Source:
In evaluating a motion for summary judgment, courts “may not make credibility determinations or weigh the evidence” and “must resolve all ambiguities and draw all permissible inferences in favor of the non-moving party.” Total E & P USA Inc. v. Kerr-McGee Oil and Gas Corp., 719 F.3d 424, 434 (5th Cir. 2013) (citations omitted). While courts will “resolve factual controversies in favor of the nonmoving party,” an actual controversy exists only “when both parties have submitted evidence of contradictory facts.” Little v. Liquid Air. Corp., 37 F.3d 1069, 1075 (5th Cir. 1994). To rebut a properly supported motion for summary judgment, the opposing party must show, with “significant probative evidence,” that a genuine issue of material fact exists. Hamilton v. Segue Software, Inc., 232 F.3d 473, 477 (5th Cir. 2000) (emphasis added). “‘If the evidence is merely colorable, or is not significantly probative,' summary judgment is appropriate.” Cutting Underwater Tech. USA, Inc. v. Eni U.S. Operating Co., 671 F.3d 512, 517 (5th Cir. 2012) (quoting Anderson, 477 U.S. at 248).
Relatedly, there can be no genuine dispute as to a material fact when a party fails “to make a showing sufficient to establish the existence of an element essential to that party's case, and on which that party will bear the burden of proof at trial.” Celotex Corp., 477 U.S. at 322-23. This is true “since a complete failure of proof concerning an essential element of the nonmoving party's case necessarily renders all other facts immaterial.” Id. at 323.
B. Analysis
In its Motion for Partial Summary Judgment, MWC argues the terms of the Warehouse Lease Agreement exclude Ridgecrest's claim for lost profits. In support of its argument, MWC cites the following language:
[Doc. No. 108]
[Doc. No. 108-3]
21 Indemnities
(c) In no event shall either Party be liable for any claim for any indirect, consequential, special, or punitive damages arising under or in connection with this Lease. Both Lessor and Lessee hereby expressly waive any and all claims for such damages.

Set task: Write out the summary judgment passage word for word, beginning at the words "Relatedly, there can" and stopping after "Id. at 323.".

Record extracts:
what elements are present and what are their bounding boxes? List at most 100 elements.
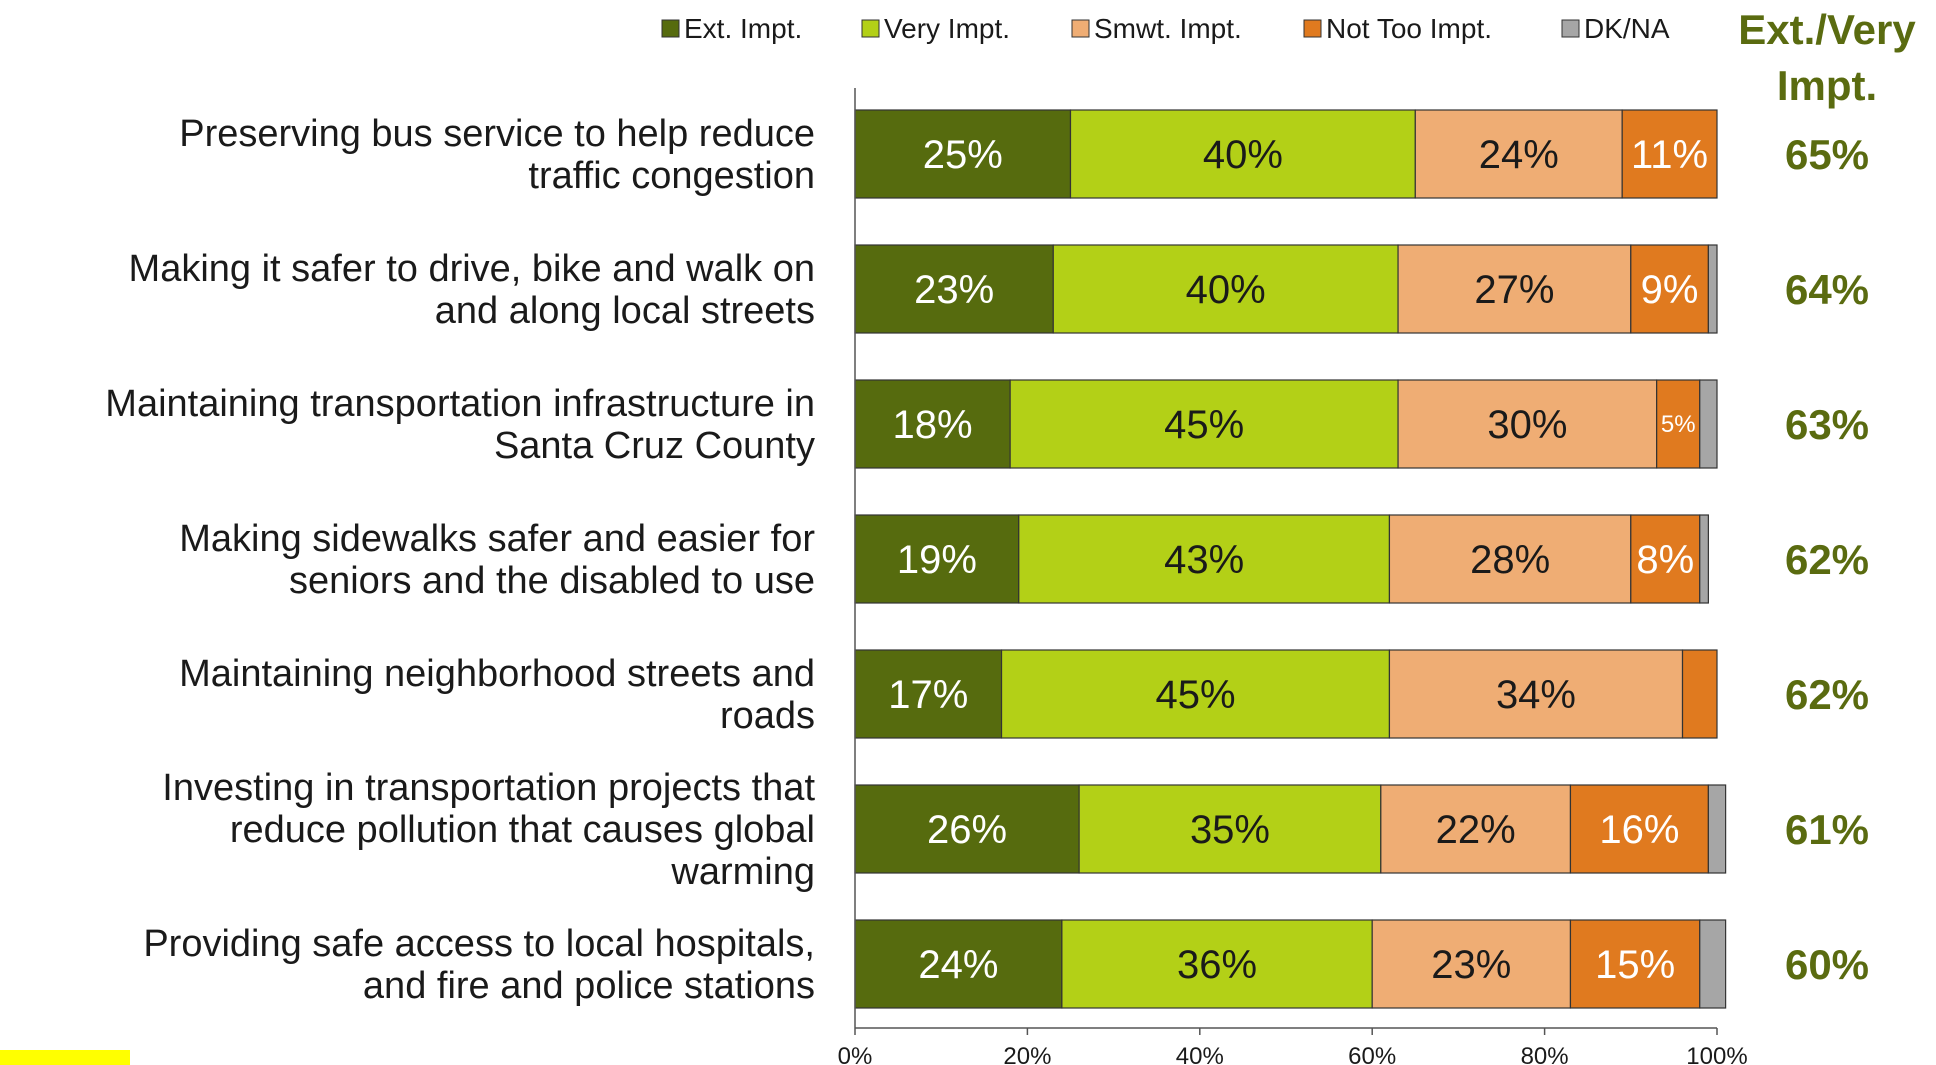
bar-value-label: 27% xyxy=(1474,268,1554,312)
legend-swatch xyxy=(661,19,680,38)
bar-segment-very-impt xyxy=(1078,784,1382,874)
category-label-line: Preserving bus service to help reduce xyxy=(179,113,815,155)
bar-segment-dk-na xyxy=(1699,379,1718,469)
bar-segment-not-too-impt xyxy=(1630,244,1709,334)
total-value: 63% xyxy=(1785,401,1869,448)
bar-segment-not-too-impt xyxy=(1656,379,1701,469)
bar-row: 23% 40% 27% 9% xyxy=(854,244,1718,334)
x-tick-label: 40% xyxy=(1176,1043,1224,1065)
total-value: 62% xyxy=(1785,536,1869,583)
bar-segment-very-impt xyxy=(1061,919,1373,1009)
bar-segment-very-impt xyxy=(1000,649,1391,739)
category-label-line: reduce pollution that causes global xyxy=(230,809,815,851)
bar-value-label: 26% xyxy=(927,808,1007,852)
bar-segment-dk-na xyxy=(1699,514,1709,604)
category-label: Maintaining transportation infrastructur… xyxy=(105,383,815,467)
bar-value-label: 24% xyxy=(1479,133,1559,177)
bar-value-label: 18% xyxy=(893,403,973,447)
category-label: Making sidewalks safer and easier for sen… xyxy=(179,518,815,602)
x-tick-label: 60% xyxy=(1348,1043,1396,1065)
bar-segment-not-too-impt xyxy=(1569,784,1709,874)
bar-row: 17% 45% 34% xyxy=(854,649,1718,739)
legend-label: Smwt. Impt. xyxy=(1094,13,1242,44)
bar-value-label: 36% xyxy=(1177,943,1257,987)
bar-value-label: 19% xyxy=(897,538,977,582)
bar-value-label: 17% xyxy=(888,673,968,717)
category-label: Providing safe access to local hospitals… xyxy=(143,923,815,1007)
total-value: 65% xyxy=(1785,131,1869,178)
bar-value-label: 23% xyxy=(1431,943,1511,987)
chart-legend: Ext. Impt. Very Impt. Smwt. Impt. Not Too I… xyxy=(661,13,1670,44)
totals-header-line: Impt. xyxy=(1777,62,1877,109)
bar-segment-smwt-impt xyxy=(1414,109,1623,199)
bar-segment-smwt-impt xyxy=(1388,514,1632,604)
total-value: 64% xyxy=(1785,266,1869,313)
bar-value-label: 40% xyxy=(1186,268,1266,312)
bar-segment-dk-na xyxy=(1707,244,1718,334)
x-tick-label: 0% xyxy=(838,1043,873,1065)
bar-segment-smwt-impt xyxy=(1397,244,1632,334)
legend-item-dk-na: DK/NA xyxy=(1561,13,1670,44)
bar-value-label: 24% xyxy=(918,943,998,987)
category-label-line: Providing safe access to local hospitals… xyxy=(143,923,815,965)
bar-value-label: 23% xyxy=(914,268,994,312)
bar-value-label: 11% xyxy=(1631,133,1708,177)
bar-value-label: 16% xyxy=(1599,808,1679,852)
corner-tag xyxy=(0,1050,130,1065)
legend-swatch xyxy=(1071,19,1090,38)
bar-row: 24% 36% 23% 15% xyxy=(854,919,1727,1009)
category-label: Making it safer to drive, bike and walk … xyxy=(129,248,815,332)
category-label-line: Investing in transportation projects tha… xyxy=(162,767,815,809)
bar-segment-smwt-impt xyxy=(1388,649,1684,739)
category-labels: Preserving bus service to help reduce tra… xyxy=(105,113,815,1007)
category-label-line: Making sidewalks safer and easier for xyxy=(179,518,815,560)
bar-value-label: 34% xyxy=(1496,673,1576,717)
bar-segment-not-too-impt xyxy=(1569,919,1701,1009)
bar-segment-very-impt xyxy=(1052,244,1399,334)
x-tick-label: 80% xyxy=(1521,1043,1569,1065)
legend-label: DK/NA xyxy=(1584,13,1670,44)
category-label: Investing in transportation projects tha… xyxy=(162,767,815,893)
total-value: 61% xyxy=(1785,806,1869,853)
legend-item-very-impt: Very Impt. xyxy=(861,13,1010,44)
bar-row: 26% 35% 22% 16% xyxy=(854,784,1727,874)
category-label-line: and along local streets xyxy=(435,290,815,332)
bar-segment-dk-na xyxy=(1699,919,1727,1009)
bar-value-label: 9% xyxy=(1641,268,1699,312)
bar-value-label: 28% xyxy=(1470,538,1550,582)
category-label-line: roads xyxy=(720,695,815,737)
bar-value-label: 8% xyxy=(1636,538,1694,582)
legend-label: Ext. Impt. xyxy=(684,13,802,44)
bar-value-label: 5% xyxy=(1661,411,1696,438)
category-label-line: Maintaining transportation infrastructur… xyxy=(105,383,815,425)
category-label-line: Making it safer to drive, bike and walk … xyxy=(129,248,815,290)
bar-segment-ext-impt xyxy=(854,514,1020,604)
category-label-line: Maintaining neighborhood streets and xyxy=(179,653,815,695)
bar-segment-dk-na xyxy=(1707,784,1727,874)
bar-row: 19% 43% 28% 8% xyxy=(854,514,1709,604)
total-value: 60% xyxy=(1785,941,1869,988)
category-label-line: traffic congestion xyxy=(528,155,815,197)
bar-segment-ext-impt xyxy=(854,244,1054,334)
x-tick-label: 100% xyxy=(1686,1043,1747,1065)
x-tick-label: 20% xyxy=(1003,1043,1051,1065)
bar-segment-very-impt xyxy=(1069,109,1416,199)
bar-segment-ext-impt xyxy=(854,649,1003,739)
legend-item-ext-impt: Ext. Impt. xyxy=(661,13,802,44)
legend-swatch xyxy=(1561,19,1580,38)
bar-value-label: 15% xyxy=(1595,943,1675,987)
bar-value-label: 40% xyxy=(1203,133,1283,177)
category-label-line: seniors and the disabled to use xyxy=(289,560,815,602)
bar-value-label: 45% xyxy=(1164,403,1244,447)
bar-segment-not-too-impt xyxy=(1681,649,1718,739)
legend-swatch xyxy=(861,19,880,38)
category-label-line: warming xyxy=(670,851,815,893)
bar-value-label: 35% xyxy=(1190,808,1270,852)
totals-header: Ext./Very Impt. xyxy=(1738,6,1916,109)
category-label: Preserving bus service to help reduce tra… xyxy=(179,113,815,197)
totals-header-line: Ext./Very xyxy=(1738,6,1916,53)
bar-segment-very-impt xyxy=(1018,514,1391,604)
bars: 25% 40% 24% 11% 23% 40% 27% 9% 18% 45% 30% 5% 19% 43%… xyxy=(854,109,1727,1009)
category-label: Maintaining neighborhood streets and road… xyxy=(179,653,815,737)
legend-label: Not Too Impt. xyxy=(1326,13,1492,44)
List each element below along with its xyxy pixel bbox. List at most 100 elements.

Result of the exercise:
Relatedly, there can be no genuine dispute as to a material fact when a party fails “to make a showing sufficient to establish the existence of an element essential to that party's case, and on which that party will bear the burden of proof at trial.” Celotex Corp., 477 U.S. at 322-23. This is true “since a complete failure of proof concerning an essential element of the nonmoving party's case necessarily renders all other facts immaterial.” Id. at 323.